* Directions for this task:
Repeat the data word for word. Do not include the pictures.

* Data excerpts:
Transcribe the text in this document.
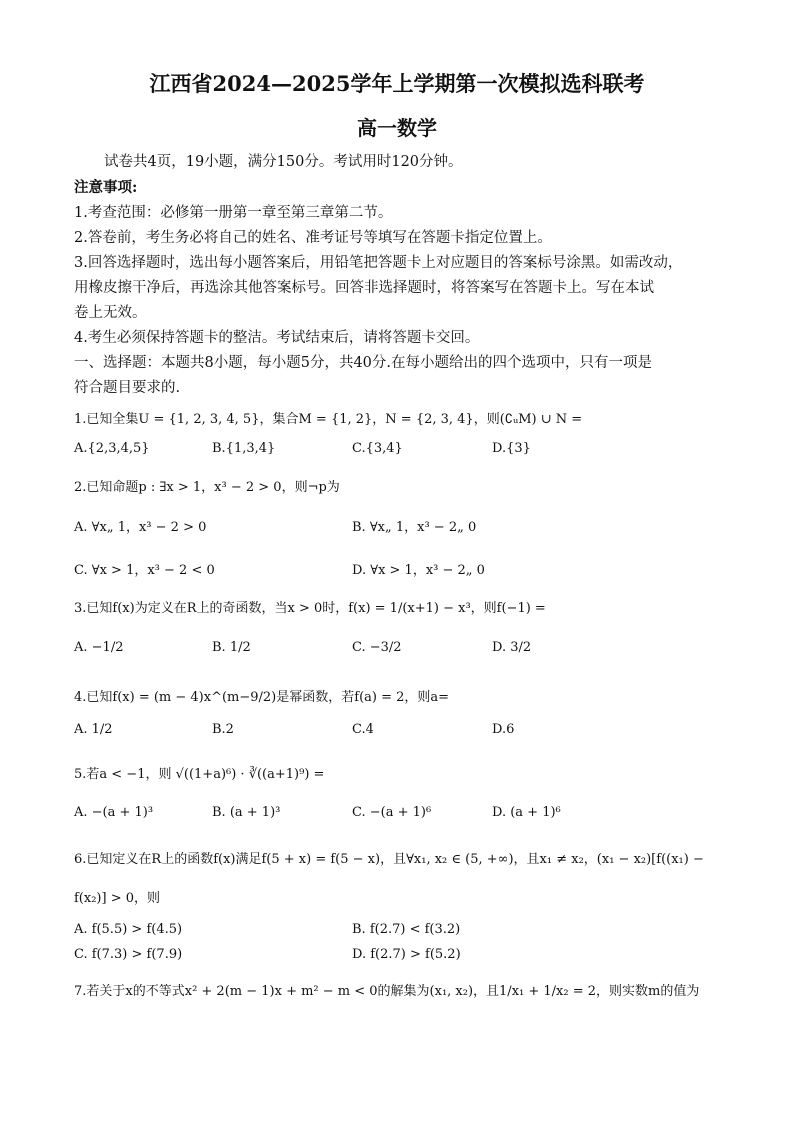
江西省2024—2025学年上学期第一次模拟选科联考
高一数学
试卷共4页，19小题，满分150分。考试用时120分钟。
注意事项:
1.考查范围：必修第一册第一章至第三章第二节。
2.答卷前，考生务必将自己的姓名、准考证号等填写在答题卡指定位置上。
3.回答选择题时，选出每小题答案后，用铅笔把答题卡上对应题目的答案标号涂黑。如需改动，
用橡皮擦干净后，再选涂其他答案标号。回答非选择题时，将答案写在答题卡上。写在本试
卷上无效。
4.考生必须保持答题卡的整洁。考试结束后，请将答题卡交回。
一、选择题：本题共8小题，每小题5分，共40分.在每小题给出的四个选项中，只有一项是
符合题目要求的.
1.已知全集U = {1, 2, 3, 4, 5}，集合M = {1, 2}，N = {2, 3, 4}，则(∁ᵤM) ∪ N =
A.{2,3,4,5}	B.{1,3,4}	C.{3,4}	D.{3}
2.已知命题p : ∃x > 1，x³ − 2 > 0，则¬p为
A. ∀x„ 1，x³ − 2 > 0	B. ∀x„ 1，x³ − 2„ 0
C. ∀x > 1，x³ − 2 < 0	D. ∀x > 1，x³ − 2„ 0
3.已知f(x)为定义在R上的奇函数，当x > 0时，f(x) = 1/(x+1) − x³，则f(−1) =
A. −1/2	B. 1/2	C. −3/2	D. 3/2
4.已知f(x) = (m − 4)x^(m−9/2)是幂函数，若f(a) = 2，则a=
A. 1/2	B.2	C.4	D.6
5.若a < −1，则 √((1+a)⁶) · ∛((a+1)⁹) =
A. −(a + 1)³	B. (a + 1)³	C. −(a + 1)⁶	D. (a + 1)⁶
6.已知定义在R上的函数f(x)满足f(5 + x) = f(5 − x)，且∀x₁, x₂ ∈ (5, +∞)，且x₁ ≠ x₂，(x₁ − x₂)[f((x₁) −
f(x₂)] > 0，则
A. f(5.5) > f(4.5)	B. f(2.7) < f(3.2)
C. f(7.3) > f(7.9)	D. f(2.7) > f(5.2)
7.若关于x的不等式x² + 2(m − 1)x + m² − m < 0的解集为(x₁, x₂)，且1/x₁ + 1/x₂ = 2，则实数m的值为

* Result for this exercise:
Transcribe the text in this document.
江西省2024—2025学年上学期第一次模拟选科联考
高一数学
试卷共4页，19小题，满分150分。考试用时120分钟。
注意事项:
1.考查范围：必修第一册第一章至第三章第二节。
2.答卷前，考生务必将自己的姓名、准考证号等填写在答题卡指定位置上。
3.回答选择题时，选出每小题答案后，用铅笔把答题卡上对应题目的答案标号涂黑。如需改动，
用橡皮擦干净后，再选涂其他答案标号。回答非选择题时，将答案写在答题卡上。写在本试
卷上无效。
4.考生必须保持答题卡的整洁。考试结束后，请将答题卡交回。
一、选择题：本题共8小题，每小题5分，共40分.在每小题给出的四个选项中，只有一项是
符合题目要求的.
1.已知全集U = {1, 2, 3, 4, 5}，集合M = {1, 2}，N = {2, 3, 4}，则(∁ᵤM) ∪ N =
A.{2,3,4,5}	B.{1,3,4}	C.{3,4}	D.{3}
2.已知命题p : ∃x > 1，x³ − 2 > 0，则¬p为
A. ∀x„ 1，x³ − 2 > 0	B. ∀x„ 1，x³ − 2„ 0
C. ∀x > 1，x³ − 2 < 0	D. ∀x > 1，x³ − 2„ 0
3.已知f(x)为定义在R上的奇函数，当x > 0时，f(x) = 1/(x+1) − x³，则f(−1) =
A. −1/2	B. 1/2	C. −3/2	D. 3/2
4.已知f(x) = (m − 4)x^(m−9/2)是幂函数，若f(a) = 2，则a=
A. 1/2	B.2	C.4	D.6
5.若a < −1，则 √((1+a)⁶) · ∛((a+1)⁹) =
A. −(a + 1)³	B. (a + 1)³	C. −(a + 1)⁶	D. (a + 1)⁶
6.已知定义在R上的函数f(x)满足f(5 + x) = f(5 − x)，且∀x₁, x₂ ∈ (5, +∞)，且x₁ ≠ x₂，(x₁ − x₂)[f((x₁) −
f(x₂)] > 0，则
A. f(5.5) > f(4.5)	B. f(2.7) < f(3.2)
C. f(7.3) > f(7.9)	D. f(2.7) > f(5.2)
7.若关于x的不等式x² + 2(m − 1)x + m² − m < 0的解集为(x₁, x₂)，且1/x₁ + 1/x₂ = 2，则实数m的值为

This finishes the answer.